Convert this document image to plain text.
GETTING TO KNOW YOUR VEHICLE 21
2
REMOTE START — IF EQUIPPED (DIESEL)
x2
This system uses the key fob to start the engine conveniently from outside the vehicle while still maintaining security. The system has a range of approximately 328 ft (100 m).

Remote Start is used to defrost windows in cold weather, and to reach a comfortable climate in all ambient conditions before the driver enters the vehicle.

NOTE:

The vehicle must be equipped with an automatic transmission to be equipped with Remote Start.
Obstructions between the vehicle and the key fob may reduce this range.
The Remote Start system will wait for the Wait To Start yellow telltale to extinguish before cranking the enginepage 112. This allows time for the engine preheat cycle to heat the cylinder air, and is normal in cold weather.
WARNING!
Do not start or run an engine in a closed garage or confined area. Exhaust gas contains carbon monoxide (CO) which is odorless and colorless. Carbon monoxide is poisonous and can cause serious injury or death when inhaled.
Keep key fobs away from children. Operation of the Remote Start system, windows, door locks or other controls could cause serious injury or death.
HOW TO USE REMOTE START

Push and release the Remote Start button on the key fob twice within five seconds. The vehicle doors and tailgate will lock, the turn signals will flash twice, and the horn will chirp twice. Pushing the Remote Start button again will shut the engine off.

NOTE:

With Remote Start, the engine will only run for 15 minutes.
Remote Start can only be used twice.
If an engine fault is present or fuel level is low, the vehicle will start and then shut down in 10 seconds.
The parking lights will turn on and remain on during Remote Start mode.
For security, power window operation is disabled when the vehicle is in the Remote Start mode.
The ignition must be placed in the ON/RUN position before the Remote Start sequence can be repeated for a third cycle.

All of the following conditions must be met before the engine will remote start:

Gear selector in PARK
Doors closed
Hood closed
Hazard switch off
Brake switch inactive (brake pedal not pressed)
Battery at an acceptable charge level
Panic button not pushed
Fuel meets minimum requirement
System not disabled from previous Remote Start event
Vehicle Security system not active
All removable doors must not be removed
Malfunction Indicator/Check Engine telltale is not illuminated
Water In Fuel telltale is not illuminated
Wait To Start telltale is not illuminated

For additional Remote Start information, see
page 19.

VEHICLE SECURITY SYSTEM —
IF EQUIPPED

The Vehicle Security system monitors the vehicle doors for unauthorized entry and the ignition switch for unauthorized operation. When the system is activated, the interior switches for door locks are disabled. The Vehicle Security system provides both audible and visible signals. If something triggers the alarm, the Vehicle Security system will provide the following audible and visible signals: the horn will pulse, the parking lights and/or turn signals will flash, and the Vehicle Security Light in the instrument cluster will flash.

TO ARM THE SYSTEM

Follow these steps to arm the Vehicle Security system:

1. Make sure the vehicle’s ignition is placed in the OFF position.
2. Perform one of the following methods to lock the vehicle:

________________________________________

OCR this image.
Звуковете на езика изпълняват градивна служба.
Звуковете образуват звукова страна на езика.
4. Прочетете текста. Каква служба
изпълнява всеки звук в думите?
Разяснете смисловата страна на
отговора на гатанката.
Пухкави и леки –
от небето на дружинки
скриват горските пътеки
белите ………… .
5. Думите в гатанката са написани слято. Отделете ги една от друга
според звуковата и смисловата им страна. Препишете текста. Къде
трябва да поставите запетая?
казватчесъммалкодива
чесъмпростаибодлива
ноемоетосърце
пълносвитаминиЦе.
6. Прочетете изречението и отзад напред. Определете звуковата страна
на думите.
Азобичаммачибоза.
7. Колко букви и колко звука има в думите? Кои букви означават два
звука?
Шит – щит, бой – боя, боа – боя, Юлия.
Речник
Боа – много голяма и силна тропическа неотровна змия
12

________________________________________

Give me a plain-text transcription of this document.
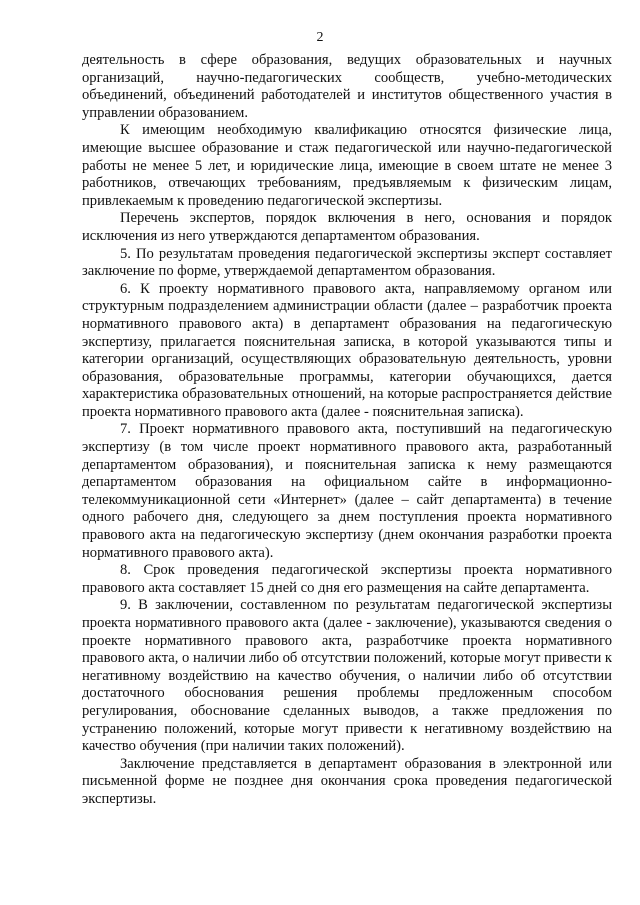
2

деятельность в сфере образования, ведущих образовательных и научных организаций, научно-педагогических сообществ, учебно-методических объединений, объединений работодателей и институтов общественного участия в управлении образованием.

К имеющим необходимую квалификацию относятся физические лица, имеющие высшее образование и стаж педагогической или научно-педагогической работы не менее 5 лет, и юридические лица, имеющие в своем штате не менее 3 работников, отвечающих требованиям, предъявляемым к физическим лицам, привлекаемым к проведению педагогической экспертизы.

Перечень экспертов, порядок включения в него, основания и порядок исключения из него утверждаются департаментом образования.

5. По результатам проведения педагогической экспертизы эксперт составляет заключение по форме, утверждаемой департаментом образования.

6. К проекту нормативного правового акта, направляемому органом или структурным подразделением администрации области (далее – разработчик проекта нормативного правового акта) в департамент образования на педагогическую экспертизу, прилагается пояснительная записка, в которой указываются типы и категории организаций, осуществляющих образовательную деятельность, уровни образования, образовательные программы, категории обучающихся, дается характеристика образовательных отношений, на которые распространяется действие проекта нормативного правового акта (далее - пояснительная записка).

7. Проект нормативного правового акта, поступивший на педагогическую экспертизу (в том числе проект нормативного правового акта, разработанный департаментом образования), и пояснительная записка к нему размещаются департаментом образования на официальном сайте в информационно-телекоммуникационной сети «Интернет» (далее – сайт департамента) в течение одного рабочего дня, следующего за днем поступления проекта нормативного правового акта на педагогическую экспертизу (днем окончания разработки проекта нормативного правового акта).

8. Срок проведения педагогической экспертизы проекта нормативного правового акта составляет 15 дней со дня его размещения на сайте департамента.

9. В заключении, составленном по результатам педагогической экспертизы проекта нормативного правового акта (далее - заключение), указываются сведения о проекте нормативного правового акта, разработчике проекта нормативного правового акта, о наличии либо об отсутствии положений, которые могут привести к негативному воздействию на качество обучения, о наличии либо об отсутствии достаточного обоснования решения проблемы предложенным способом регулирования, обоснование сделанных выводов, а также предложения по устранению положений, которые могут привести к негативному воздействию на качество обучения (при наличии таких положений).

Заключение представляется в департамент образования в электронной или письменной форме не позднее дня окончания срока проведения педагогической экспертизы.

________________________________________

● **PROBLEM DETAILS**:
Identify the lines in the entries above that contain "plain", then copy them out.

● **REPLY TO THE EXERCISE**:
Convert this document image to plain text.
Give me a plain-text transcription of this document.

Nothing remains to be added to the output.